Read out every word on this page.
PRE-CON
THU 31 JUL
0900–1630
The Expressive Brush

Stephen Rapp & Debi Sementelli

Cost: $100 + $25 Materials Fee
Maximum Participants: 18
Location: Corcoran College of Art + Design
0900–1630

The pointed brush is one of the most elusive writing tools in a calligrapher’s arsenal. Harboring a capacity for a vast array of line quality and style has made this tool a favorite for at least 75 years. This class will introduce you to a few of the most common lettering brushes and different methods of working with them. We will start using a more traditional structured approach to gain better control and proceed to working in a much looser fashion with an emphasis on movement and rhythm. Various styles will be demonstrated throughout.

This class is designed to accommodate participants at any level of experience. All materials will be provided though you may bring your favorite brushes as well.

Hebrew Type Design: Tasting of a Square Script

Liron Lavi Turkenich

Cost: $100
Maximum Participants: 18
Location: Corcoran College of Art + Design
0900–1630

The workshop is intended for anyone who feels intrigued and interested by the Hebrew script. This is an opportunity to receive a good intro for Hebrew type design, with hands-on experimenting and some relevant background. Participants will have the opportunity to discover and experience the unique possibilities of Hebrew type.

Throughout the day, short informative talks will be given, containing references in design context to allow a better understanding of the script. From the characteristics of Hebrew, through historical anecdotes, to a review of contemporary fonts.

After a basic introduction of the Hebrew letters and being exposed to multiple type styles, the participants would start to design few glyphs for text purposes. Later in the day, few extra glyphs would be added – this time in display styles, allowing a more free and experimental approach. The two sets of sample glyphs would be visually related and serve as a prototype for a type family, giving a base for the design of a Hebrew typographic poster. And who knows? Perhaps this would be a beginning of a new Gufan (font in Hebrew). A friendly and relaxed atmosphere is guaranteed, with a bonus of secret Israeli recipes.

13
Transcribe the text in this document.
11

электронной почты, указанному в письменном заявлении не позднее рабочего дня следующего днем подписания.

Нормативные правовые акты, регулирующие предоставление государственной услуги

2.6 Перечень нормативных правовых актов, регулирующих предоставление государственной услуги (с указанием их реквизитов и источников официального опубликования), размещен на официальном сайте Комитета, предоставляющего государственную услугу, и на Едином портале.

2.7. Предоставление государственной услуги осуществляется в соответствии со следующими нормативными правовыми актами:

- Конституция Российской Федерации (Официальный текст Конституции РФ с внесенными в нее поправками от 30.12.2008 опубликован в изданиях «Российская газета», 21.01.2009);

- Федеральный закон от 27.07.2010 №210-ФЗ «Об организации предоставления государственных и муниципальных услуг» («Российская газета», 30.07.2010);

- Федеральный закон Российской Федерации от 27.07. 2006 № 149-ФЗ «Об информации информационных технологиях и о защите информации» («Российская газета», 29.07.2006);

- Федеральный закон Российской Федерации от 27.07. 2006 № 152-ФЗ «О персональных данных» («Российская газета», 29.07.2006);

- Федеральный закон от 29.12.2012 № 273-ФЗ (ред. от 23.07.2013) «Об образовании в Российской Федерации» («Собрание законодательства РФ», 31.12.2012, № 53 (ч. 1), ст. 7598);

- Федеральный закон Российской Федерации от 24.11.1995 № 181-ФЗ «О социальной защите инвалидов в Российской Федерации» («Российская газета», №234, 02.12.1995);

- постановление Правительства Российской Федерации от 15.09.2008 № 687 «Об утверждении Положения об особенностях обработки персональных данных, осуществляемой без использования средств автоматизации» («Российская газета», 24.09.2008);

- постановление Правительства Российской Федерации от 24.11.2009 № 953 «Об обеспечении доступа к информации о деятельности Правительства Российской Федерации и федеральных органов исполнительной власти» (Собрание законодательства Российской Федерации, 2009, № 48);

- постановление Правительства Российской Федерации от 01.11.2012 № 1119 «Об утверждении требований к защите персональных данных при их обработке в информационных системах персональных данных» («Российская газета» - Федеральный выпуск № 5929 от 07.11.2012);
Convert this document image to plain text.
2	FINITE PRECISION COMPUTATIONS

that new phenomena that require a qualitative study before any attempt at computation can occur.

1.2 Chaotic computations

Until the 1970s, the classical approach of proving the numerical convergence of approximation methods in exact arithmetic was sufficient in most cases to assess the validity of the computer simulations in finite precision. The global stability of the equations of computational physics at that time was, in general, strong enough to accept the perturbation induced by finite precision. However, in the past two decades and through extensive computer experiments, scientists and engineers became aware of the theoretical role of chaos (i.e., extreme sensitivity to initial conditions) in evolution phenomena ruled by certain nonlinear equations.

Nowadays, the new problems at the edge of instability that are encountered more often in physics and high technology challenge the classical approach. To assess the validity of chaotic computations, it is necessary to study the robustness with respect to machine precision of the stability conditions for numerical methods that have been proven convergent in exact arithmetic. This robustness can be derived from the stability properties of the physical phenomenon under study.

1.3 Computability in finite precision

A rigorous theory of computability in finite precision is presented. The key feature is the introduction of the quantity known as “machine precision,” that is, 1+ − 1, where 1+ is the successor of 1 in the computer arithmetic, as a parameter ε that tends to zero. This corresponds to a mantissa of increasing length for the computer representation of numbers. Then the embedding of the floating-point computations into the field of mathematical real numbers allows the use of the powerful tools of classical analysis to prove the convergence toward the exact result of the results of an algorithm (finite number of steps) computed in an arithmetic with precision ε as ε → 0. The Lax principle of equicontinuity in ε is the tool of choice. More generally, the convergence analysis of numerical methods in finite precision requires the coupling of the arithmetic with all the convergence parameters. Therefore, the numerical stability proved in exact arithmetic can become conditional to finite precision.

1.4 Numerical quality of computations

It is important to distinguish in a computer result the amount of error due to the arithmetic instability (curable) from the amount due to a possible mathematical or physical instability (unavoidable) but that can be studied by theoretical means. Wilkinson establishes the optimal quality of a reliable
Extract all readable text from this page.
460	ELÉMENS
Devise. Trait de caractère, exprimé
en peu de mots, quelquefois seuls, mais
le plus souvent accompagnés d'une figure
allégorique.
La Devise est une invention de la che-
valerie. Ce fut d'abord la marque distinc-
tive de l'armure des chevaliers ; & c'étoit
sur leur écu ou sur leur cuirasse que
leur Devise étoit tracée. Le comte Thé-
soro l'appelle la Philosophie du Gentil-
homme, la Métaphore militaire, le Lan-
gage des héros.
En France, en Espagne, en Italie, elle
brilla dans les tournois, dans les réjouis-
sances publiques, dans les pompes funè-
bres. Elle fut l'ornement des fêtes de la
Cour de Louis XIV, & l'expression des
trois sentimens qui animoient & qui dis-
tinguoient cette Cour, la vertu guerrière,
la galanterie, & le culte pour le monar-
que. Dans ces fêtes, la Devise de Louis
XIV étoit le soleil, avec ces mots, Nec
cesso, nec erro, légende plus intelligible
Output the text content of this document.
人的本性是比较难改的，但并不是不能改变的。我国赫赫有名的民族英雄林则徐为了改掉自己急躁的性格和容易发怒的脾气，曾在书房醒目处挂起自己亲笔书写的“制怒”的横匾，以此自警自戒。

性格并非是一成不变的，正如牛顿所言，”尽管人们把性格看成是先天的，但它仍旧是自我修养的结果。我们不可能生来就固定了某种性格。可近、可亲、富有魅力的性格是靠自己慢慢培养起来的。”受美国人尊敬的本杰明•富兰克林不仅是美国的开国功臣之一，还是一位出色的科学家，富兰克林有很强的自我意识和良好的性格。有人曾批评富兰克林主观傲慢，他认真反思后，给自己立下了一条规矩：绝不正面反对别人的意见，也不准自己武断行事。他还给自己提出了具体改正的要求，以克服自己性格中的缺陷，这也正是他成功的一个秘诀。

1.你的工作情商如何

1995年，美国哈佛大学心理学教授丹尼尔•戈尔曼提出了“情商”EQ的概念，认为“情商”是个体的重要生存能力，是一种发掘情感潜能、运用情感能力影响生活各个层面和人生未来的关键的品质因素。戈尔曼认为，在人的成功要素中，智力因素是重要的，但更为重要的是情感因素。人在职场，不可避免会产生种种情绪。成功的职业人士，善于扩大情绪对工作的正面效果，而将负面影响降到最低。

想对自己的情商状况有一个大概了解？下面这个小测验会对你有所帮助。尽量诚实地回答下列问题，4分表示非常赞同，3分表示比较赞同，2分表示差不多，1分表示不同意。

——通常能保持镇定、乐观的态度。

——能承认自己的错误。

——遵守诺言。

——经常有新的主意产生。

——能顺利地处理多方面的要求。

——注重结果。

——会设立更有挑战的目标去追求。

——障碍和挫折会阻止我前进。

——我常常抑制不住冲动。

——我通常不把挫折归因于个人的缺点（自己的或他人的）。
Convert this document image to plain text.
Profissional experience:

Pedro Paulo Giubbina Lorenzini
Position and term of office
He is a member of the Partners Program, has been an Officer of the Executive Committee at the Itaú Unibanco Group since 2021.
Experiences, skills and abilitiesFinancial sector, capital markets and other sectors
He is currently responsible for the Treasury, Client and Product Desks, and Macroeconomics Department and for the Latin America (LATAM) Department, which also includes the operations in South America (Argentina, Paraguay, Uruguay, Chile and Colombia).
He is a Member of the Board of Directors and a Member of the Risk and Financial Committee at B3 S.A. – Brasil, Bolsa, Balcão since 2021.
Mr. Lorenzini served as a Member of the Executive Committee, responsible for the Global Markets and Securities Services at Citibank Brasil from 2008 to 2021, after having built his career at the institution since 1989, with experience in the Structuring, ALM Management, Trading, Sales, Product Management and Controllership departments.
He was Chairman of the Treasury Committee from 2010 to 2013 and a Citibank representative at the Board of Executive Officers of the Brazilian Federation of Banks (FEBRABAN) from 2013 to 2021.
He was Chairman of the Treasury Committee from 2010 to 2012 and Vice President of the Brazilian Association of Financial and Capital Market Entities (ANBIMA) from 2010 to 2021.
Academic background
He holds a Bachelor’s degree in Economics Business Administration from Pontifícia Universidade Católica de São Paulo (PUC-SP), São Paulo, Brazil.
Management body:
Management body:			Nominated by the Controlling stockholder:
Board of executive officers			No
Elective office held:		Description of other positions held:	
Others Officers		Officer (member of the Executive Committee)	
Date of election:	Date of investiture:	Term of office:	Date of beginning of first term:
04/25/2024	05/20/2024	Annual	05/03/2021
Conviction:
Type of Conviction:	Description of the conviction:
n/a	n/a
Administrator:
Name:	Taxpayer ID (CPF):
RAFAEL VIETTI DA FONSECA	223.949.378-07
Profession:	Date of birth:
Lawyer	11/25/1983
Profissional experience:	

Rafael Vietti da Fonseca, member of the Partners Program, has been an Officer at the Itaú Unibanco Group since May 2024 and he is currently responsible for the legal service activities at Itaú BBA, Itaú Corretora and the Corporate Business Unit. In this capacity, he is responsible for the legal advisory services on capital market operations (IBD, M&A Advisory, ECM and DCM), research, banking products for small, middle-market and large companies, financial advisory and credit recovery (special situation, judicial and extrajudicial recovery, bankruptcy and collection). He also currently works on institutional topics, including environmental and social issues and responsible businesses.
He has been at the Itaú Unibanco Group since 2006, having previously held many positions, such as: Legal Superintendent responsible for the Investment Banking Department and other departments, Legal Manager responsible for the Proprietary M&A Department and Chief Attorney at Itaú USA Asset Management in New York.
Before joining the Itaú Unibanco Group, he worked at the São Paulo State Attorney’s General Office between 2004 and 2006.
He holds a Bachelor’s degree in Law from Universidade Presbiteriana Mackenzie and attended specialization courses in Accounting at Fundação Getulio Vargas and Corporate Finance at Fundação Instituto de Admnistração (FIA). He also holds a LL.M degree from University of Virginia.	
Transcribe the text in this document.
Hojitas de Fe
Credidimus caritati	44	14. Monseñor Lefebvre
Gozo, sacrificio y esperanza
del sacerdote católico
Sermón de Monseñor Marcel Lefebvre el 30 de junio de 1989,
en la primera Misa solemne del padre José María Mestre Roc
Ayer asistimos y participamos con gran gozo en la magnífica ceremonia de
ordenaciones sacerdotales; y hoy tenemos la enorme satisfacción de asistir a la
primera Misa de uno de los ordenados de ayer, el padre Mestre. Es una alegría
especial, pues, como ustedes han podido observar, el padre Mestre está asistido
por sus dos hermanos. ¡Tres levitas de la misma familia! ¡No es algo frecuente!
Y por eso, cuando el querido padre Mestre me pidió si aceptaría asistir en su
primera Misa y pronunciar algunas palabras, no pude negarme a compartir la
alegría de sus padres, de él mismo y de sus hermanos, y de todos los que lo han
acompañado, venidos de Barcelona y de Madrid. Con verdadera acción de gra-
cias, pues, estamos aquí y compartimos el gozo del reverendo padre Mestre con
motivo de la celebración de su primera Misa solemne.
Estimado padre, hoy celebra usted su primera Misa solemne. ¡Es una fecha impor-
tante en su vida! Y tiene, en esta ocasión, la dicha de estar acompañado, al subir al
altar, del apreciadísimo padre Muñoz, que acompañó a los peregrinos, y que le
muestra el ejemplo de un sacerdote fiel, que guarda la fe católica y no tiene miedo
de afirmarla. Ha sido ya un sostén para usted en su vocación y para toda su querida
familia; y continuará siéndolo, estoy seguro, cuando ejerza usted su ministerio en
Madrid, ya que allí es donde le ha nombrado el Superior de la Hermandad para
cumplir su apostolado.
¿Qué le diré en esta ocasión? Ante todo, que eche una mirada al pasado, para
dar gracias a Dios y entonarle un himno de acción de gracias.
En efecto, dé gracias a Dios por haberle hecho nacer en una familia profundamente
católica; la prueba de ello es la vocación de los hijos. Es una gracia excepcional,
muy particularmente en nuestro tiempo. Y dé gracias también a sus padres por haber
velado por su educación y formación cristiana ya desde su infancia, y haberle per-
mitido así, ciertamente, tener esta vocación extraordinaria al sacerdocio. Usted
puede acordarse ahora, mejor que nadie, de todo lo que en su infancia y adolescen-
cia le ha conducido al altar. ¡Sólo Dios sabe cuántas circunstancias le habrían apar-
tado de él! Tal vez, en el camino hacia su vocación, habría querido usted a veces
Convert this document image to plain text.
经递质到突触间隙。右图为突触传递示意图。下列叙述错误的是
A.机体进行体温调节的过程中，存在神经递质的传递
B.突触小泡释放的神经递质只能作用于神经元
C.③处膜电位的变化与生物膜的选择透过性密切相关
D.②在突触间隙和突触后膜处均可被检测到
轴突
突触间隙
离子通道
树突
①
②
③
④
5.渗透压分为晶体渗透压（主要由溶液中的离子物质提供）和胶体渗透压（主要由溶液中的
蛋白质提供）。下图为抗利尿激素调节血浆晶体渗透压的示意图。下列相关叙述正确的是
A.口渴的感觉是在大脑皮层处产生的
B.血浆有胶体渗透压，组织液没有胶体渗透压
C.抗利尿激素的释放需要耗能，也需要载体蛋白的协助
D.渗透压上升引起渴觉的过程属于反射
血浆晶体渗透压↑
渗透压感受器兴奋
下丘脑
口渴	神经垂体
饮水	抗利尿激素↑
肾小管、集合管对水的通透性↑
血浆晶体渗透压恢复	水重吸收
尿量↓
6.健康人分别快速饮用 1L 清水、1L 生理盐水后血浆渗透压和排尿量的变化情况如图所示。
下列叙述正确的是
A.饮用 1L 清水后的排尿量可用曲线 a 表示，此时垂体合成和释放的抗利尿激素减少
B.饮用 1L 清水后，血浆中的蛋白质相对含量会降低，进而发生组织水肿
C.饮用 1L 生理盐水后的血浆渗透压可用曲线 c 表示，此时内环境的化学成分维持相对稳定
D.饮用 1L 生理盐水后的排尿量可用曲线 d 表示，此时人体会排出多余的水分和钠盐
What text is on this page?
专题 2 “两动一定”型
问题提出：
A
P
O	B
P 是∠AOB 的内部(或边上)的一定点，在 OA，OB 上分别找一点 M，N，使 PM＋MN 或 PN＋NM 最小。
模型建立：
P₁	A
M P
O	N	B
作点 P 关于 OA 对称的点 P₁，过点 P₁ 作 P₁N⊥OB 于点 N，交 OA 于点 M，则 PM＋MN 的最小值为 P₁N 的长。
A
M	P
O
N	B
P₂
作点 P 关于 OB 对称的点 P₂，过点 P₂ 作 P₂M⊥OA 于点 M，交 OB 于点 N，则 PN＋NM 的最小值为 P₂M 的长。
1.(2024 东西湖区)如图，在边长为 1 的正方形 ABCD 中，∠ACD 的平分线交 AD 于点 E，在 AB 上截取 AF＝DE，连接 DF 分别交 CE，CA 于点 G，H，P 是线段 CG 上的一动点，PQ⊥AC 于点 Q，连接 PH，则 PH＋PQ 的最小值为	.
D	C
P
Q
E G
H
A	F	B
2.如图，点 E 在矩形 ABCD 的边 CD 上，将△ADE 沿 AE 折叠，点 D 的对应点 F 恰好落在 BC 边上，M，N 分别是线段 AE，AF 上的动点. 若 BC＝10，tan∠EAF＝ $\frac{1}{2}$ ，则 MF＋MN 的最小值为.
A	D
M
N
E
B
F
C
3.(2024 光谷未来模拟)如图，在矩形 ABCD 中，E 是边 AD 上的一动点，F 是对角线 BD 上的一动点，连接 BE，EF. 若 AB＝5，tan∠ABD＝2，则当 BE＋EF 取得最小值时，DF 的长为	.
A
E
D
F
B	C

Task goal. Give the count of lines in the listing above that include "plus", with no other words.

Output for this task. 2